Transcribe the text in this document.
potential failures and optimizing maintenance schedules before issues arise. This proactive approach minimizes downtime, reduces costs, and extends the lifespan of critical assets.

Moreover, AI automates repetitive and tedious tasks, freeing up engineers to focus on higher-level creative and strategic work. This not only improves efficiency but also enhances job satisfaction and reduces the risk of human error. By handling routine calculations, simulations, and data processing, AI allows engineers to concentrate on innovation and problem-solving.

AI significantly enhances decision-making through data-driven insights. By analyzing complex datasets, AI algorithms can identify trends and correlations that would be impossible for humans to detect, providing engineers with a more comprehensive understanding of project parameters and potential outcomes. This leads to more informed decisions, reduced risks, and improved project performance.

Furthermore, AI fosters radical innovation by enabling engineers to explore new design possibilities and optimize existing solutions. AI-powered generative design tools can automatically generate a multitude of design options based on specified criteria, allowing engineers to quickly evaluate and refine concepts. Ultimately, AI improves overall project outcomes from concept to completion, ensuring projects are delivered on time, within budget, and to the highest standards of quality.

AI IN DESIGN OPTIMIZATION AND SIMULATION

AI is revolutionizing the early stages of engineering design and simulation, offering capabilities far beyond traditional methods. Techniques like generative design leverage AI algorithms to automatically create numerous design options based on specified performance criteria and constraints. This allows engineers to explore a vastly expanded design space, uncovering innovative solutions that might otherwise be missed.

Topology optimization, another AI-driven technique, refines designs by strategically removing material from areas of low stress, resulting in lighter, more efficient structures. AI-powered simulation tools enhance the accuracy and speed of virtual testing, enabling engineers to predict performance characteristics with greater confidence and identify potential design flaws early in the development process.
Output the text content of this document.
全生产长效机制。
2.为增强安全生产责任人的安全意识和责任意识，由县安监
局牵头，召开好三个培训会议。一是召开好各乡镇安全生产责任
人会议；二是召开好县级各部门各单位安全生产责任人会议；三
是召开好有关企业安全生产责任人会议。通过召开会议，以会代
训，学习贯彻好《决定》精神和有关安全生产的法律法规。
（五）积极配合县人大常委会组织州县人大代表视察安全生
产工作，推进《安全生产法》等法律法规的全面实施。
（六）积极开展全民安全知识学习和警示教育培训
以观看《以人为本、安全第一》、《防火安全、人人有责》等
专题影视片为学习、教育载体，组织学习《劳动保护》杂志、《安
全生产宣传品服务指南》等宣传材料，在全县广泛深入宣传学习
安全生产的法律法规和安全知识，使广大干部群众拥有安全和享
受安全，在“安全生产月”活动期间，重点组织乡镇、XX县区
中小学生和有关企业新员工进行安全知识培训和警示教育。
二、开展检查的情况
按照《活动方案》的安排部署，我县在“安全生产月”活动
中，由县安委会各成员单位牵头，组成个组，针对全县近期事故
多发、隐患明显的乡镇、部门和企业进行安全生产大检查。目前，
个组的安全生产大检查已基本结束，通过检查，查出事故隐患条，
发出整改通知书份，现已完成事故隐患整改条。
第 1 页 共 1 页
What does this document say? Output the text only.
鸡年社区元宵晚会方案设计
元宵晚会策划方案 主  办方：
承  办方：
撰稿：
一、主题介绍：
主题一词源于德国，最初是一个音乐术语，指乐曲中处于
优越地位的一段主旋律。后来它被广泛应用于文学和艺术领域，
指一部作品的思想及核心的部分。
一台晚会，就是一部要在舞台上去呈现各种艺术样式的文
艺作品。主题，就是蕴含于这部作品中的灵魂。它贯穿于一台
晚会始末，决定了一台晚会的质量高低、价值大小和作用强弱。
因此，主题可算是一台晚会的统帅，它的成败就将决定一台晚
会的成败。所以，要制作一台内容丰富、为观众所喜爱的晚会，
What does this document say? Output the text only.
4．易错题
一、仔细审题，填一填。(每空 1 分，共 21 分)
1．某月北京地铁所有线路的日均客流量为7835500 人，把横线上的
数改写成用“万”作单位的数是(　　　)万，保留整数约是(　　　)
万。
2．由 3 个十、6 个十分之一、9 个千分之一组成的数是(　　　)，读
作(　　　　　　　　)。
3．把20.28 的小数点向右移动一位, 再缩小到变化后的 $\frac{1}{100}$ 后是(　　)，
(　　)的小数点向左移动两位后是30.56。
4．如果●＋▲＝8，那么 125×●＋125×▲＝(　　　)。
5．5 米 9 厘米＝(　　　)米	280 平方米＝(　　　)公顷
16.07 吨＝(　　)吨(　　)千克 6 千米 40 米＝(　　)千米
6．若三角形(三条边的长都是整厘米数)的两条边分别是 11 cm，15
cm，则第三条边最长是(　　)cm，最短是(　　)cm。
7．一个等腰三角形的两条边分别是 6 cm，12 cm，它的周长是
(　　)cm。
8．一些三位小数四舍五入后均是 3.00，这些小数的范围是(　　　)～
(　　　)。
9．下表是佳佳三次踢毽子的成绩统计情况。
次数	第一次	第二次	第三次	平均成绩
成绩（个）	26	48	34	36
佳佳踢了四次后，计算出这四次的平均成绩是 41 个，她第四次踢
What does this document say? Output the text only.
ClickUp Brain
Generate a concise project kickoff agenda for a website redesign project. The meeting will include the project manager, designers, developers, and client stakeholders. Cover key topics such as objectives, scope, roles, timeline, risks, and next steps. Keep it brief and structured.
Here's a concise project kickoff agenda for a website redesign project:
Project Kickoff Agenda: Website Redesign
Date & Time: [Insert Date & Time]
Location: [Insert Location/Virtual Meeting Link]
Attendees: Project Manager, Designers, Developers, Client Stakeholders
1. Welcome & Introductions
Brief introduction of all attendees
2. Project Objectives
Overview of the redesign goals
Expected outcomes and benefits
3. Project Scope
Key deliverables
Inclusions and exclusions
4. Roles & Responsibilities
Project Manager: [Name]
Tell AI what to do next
=-=-=
Job
Repeat every entry exactly as written above.

Task output
Transcribe the text in this document.
potential failures and optimizing maintenance schedules before issues arise. This proactive approach minimizes downtime, reduces costs, and extends the lifespan of critical assets.

Moreover, AI automates repetitive and tedious tasks, freeing up engineers to focus on higher-level creative and strategic work. This not only improves efficiency but also enhances job satisfaction and reduces the risk of human error. By handling routine calculations, simulations, and data processing, AI allows engineers to concentrate on innovation and problem-solving.

AI significantly enhances decision-making through data-driven insights. By analyzing complex datasets, AI algorithms can identify trends and correlations that would be impossible for humans to detect, providing engineers with a more comprehensive understanding of project parameters and potential outcomes. This leads to more informed decisions, reduced risks, and improved project performance.

Furthermore, AI fosters radical innovation by enabling engineers to explore new design possibilities and optimize existing solutions. AI-powered generative design tools can automatically generate a multitude of design options based on specified criteria, allowing engineers to quickly evaluate and refine concepts. Ultimately, AI improves overall project outcomes from concept to completion, ensuring projects are delivered on time, within budget, and to the highest standards of quality.

AI IN DESIGN OPTIMIZATION AND SIMULATION

AI is revolutionizing the early stages of engineering design and simulation, offering capabilities far beyond traditional methods. Techniques like generative design leverage AI algorithms to automatically create numerous design options based on specified performance criteria and constraints. This allows engineers to explore a vastly expanded design space, uncovering innovative solutions that might otherwise be missed.

Topology optimization, another AI-driven technique, refines designs by strategically removing material from areas of low stress, resulting in lighter, more efficient structures. AI-powered simulation tools enhance the accuracy and speed of virtual testing, enabling engineers to predict performance characteristics with greater confidence and identify potential design flaws early in the development process.
Output the text content of this document.
全生产长效机制。
2.为增强安全生产责任人的安全意识和责任意识，由县安监
局牵头，召开好三个培训会议。一是召开好各乡镇安全生产责任
人会议；二是召开好县级各部门各单位安全生产责任人会议；三
是召开好有关企业安全生产责任人会议。通过召开会议，以会代
训，学习贯彻好《决定》精神和有关安全生产的法律法规。
（五）积极配合县人大常委会组织州县人大代表视察安全生
产工作，推进《安全生产法》等法律法规的全面实施。
（六）积极开展全民安全知识学习和警示教育培训
以观看《以人为本、安全第一》、《防火安全、人人有责》等
专题影视片为学习、教育载体，组织学习《劳动保护》杂志、《安
全生产宣传品服务指南》等宣传材料，在全县广泛深入宣传学习
安全生产的法律法规和安全知识，使广大干部群众拥有安全和享
受安全，在“安全生产月”活动期间，重点组织乡镇、XX县区
中小学生和有关企业新员工进行安全知识培训和警示教育。
二、开展检查的情况
按照《活动方案》的安排部署，我县在“安全生产月”活动
中，由县安委会各成员单位牵头，组成个组，针对全县近期事故
多发、隐患明显的乡镇、部门和企业进行安全生产大检查。目前，
个组的安全生产大检查已基本结束，通过检查，查出事故隐患条，
发出整改通知书份，现已完成事故隐患整改条。
第 1 页 共 1 页
What does this document say? Output the text only.
鸡年社区元宵晚会方案设计
元宵晚会策划方案 主  办方：
承  办方：
撰稿：
一、主题介绍：
主题一词源于德国，最初是一个音乐术语，指乐曲中处于
优越地位的一段主旋律。后来它被广泛应用于文学和艺术领域，
指一部作品的思想及核心的部分。
一台晚会，就是一部要在舞台上去呈现各种艺术样式的文
艺作品。主题，就是蕴含于这部作品中的灵魂。它贯穿于一台
晚会始末，决定了一台晚会的质量高低、价值大小和作用强弱。
因此，主题可算是一台晚会的统帅，它的成败就将决定一台晚
会的成败。所以，要制作一台内容丰富、为观众所喜爱的晚会，
What does this document say? Output the text only.
4．易错题
一、仔细审题，填一填。(每空 1 分，共 21 分)
1．某月北京地铁所有线路的日均客流量为7835500 人，把横线上的
数改写成用“万”作单位的数是(　　　)万，保留整数约是(　　　)
万。
2．由 3 个十、6 个十分之一、9 个千分之一组成的数是(　　　)，读
作(　　　　　　　　)。
3．把20.28 的小数点向右移动一位, 再缩小到变化后的 $\frac{1}{100}$ 后是(　　)，
(　　)的小数点向左移动两位后是30.56。
4．如果●＋▲＝8，那么 125×●＋125×▲＝(　　　)。
5．5 米 9 厘米＝(　　　)米	280 平方米＝(　　　)公顷
16.07 吨＝(　　)吨(　　)千克 6 千米 40 米＝(　　)千米
6．若三角形(三条边的长都是整厘米数)的两条边分别是 11 cm，15
cm，则第三条边最长是(　　)cm，最短是(　　)cm。
7．一个等腰三角形的两条边分别是 6 cm，12 cm，它的周长是
(　　)cm。
8．一些三位小数四舍五入后均是 3.00，这些小数的范围是(　　　)～
(　　　)。
9．下表是佳佳三次踢毽子的成绩统计情况。
次数	第一次	第二次	第三次	平均成绩
成绩（个）	26	48	34	36
佳佳踢了四次后，计算出这四次的平均成绩是 41 个，她第四次踢
What does this document say? Output the text only.
ClickUp Brain
Generate a concise project kickoff agenda for a website redesign project. The meeting will include the project manager, designers, developers, and client stakeholders. Cover key topics such as objectives, scope, roles, timeline, risks, and next steps. Keep it brief and structured.
Here's a concise project kickoff agenda for a website redesign project:
Project Kickoff Agenda: Website Redesign
Date & Time: [Insert Date & Time]
Location: [Insert Location/Virtual Meeting Link]
Attendees: Project Manager, Designers, Developers, Client Stakeholders
1. Welcome & Introductions
Brief introduction of all attendees
2. Project Objectives
Overview of the redesign goals
Expected outcomes and benefits
3. Project Scope
Key deliverables
Inclusions and exclusions
4. Roles & Responsibilities
Project Manager: [Name]
Tell AI what to do next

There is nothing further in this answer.